— Start —

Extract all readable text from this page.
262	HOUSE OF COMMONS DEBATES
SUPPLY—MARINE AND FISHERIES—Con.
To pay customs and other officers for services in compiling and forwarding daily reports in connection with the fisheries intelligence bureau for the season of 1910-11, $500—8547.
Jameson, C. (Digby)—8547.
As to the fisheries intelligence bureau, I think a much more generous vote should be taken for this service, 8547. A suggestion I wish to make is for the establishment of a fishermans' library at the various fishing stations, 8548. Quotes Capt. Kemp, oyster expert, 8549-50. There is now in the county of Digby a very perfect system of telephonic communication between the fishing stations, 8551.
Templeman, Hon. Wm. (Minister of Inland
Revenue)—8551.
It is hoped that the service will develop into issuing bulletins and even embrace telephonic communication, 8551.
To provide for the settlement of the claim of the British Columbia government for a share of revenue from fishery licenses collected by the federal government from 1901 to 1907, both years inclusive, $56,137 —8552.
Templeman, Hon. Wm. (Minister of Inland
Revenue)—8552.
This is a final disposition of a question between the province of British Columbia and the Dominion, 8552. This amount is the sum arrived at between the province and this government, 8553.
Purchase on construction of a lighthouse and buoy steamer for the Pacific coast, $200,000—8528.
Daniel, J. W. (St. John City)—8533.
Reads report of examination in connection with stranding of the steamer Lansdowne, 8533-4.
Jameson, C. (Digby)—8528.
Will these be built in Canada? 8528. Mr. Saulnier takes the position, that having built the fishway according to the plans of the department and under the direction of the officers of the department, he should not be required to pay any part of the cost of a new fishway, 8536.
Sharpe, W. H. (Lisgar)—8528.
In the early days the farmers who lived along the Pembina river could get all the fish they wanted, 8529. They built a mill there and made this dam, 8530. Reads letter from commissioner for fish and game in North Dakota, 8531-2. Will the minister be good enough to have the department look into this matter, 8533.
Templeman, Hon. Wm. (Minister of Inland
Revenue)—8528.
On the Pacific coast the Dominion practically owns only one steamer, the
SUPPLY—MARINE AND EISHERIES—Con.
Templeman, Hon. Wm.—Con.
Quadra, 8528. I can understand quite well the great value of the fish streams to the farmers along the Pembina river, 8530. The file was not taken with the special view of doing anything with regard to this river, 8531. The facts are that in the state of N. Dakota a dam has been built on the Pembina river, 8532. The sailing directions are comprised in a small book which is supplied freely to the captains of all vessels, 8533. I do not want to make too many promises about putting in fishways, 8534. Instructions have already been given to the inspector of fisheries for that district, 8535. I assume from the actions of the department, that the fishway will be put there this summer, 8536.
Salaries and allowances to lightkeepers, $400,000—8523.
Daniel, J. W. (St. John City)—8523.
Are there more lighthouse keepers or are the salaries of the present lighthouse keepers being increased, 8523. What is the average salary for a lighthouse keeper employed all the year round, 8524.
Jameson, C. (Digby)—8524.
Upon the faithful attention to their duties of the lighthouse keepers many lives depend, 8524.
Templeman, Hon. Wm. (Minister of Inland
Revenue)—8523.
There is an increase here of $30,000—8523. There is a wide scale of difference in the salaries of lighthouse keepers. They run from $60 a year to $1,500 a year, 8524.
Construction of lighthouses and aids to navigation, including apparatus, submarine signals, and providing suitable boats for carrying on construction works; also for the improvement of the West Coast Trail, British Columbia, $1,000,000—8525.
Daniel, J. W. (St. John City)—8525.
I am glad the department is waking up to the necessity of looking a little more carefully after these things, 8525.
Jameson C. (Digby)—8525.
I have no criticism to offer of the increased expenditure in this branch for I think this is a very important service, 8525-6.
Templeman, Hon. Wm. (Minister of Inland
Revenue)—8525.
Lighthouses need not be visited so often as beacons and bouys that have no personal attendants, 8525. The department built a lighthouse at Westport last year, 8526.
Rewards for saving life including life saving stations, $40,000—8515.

— End —

Print the records above in full, exactly.

Extract all readable text from this page.
262	HOUSE OF COMMONS DEBATES
SUPPLY—MARINE AND FISHERIES—Con.
To pay customs and other officers for services in compiling and forwarding daily reports in connection with the fisheries intelligence bureau for the season of 1910-11, $500—8547.
Jameson, C. (Digby)—8547.
As to the fisheries intelligence bureau, I think a much more generous vote should be taken for this service, 8547. A suggestion I wish to make is for the establishment of a fishermans' library at the various fishing stations, 8548. Quotes Capt. Kemp, oyster expert, 8549-50. There is now in the county of Digby a very perfect system of telephonic communication between the fishing stations, 8551.
Templeman, Hon. Wm. (Minister of Inland
Revenue)—8551.
It is hoped that the service will develop into issuing bulletins and even embrace telephonic communication, 8551.
To provide for the settlement of the claim of the British Columbia government for a share of revenue from fishery licenses collected by the federal government from 1901 to 1907, both years inclusive, $56,137 —8552.
Templeman, Hon. Wm. (Minister of Inland
Revenue)—8552.
This is a final disposition of a question between the province of British Columbia and the Dominion, 8552. This amount is the sum arrived at between the province and this government, 8553.
Purchase on construction of a lighthouse and buoy steamer for the Pacific coast, $200,000—8528.
Daniel, J. W. (St. John City)—8533.
Reads report of examination in connection with stranding of the steamer Lansdowne, 8533-4.
Jameson, C. (Digby)—8528.
Will these be built in Canada? 8528. Mr. Saulnier takes the position, that having built the fishway according to the plans of the department and under the direction of the officers of the department, he should not be required to pay any part of the cost of a new fishway, 8536.
Sharpe, W. H. (Lisgar)—8528.
In the early days the farmers who lived along the Pembina river could get all the fish they wanted, 8529. They built a mill there and made this dam, 8530. Reads letter from commissioner for fish and game in North Dakota, 8531-2. Will the minister be good enough to have the department look into this matter, 8533.
Templeman, Hon. Wm. (Minister of Inland
Revenue)—8528.
On the Pacific coast the Dominion practically owns only one steamer, the
SUPPLY—MARINE AND EISHERIES—Con.
Templeman, Hon. Wm.—Con.
Quadra, 8528. I can understand quite well the great value of the fish streams to the farmers along the Pembina river, 8530. The file was not taken with the special view of doing anything with regard to this river, 8531. The facts are that in the state of N. Dakota a dam has been built on the Pembina river, 8532. The sailing directions are comprised in a small book which is supplied freely to the captains of all vessels, 8533. I do not want to make too many promises about putting in fishways, 8534. Instructions have already been given to the inspector of fisheries for that district, 8535. I assume from the actions of the department, that the fishway will be put there this summer, 8536.
Salaries and allowances to lightkeepers, $400,000—8523.
Daniel, J. W. (St. John City)—8523.
Are there more lighthouse keepers or are the salaries of the present lighthouse keepers being increased, 8523. What is the average salary for a lighthouse keeper employed all the year round, 8524.
Jameson, C. (Digby)—8524.
Upon the faithful attention to their duties of the lighthouse keepers many lives depend, 8524.
Templeman, Hon. Wm. (Minister of Inland
Revenue)—8523.
There is an increase here of $30,000—8523. There is a wide scale of difference in the salaries of lighthouse keepers. They run from $60 a year to $1,500 a year, 8524.
Construction of lighthouses and aids to navigation, including apparatus, submarine signals, and providing suitable boats for carrying on construction works; also for the improvement of the West Coast Trail, British Columbia, $1,000,000—8525.
Daniel, J. W. (St. John City)—8525.
I am glad the department is waking up to the necessity of looking a little more carefully after these things, 8525.
Jameson C. (Digby)—8525.
I have no criticism to offer of the increased expenditure in this branch for I think this is a very important service, 8525-6.
Templeman, Hon. Wm. (Minister of Inland
Revenue)—8525.
Lighthouses need not be visited so often as beacons and bouys that have no personal attendants, 8525. The department built a lighthouse at Westport last year, 8526.
Rewards for saving life including life saving stations, $40,000—8515.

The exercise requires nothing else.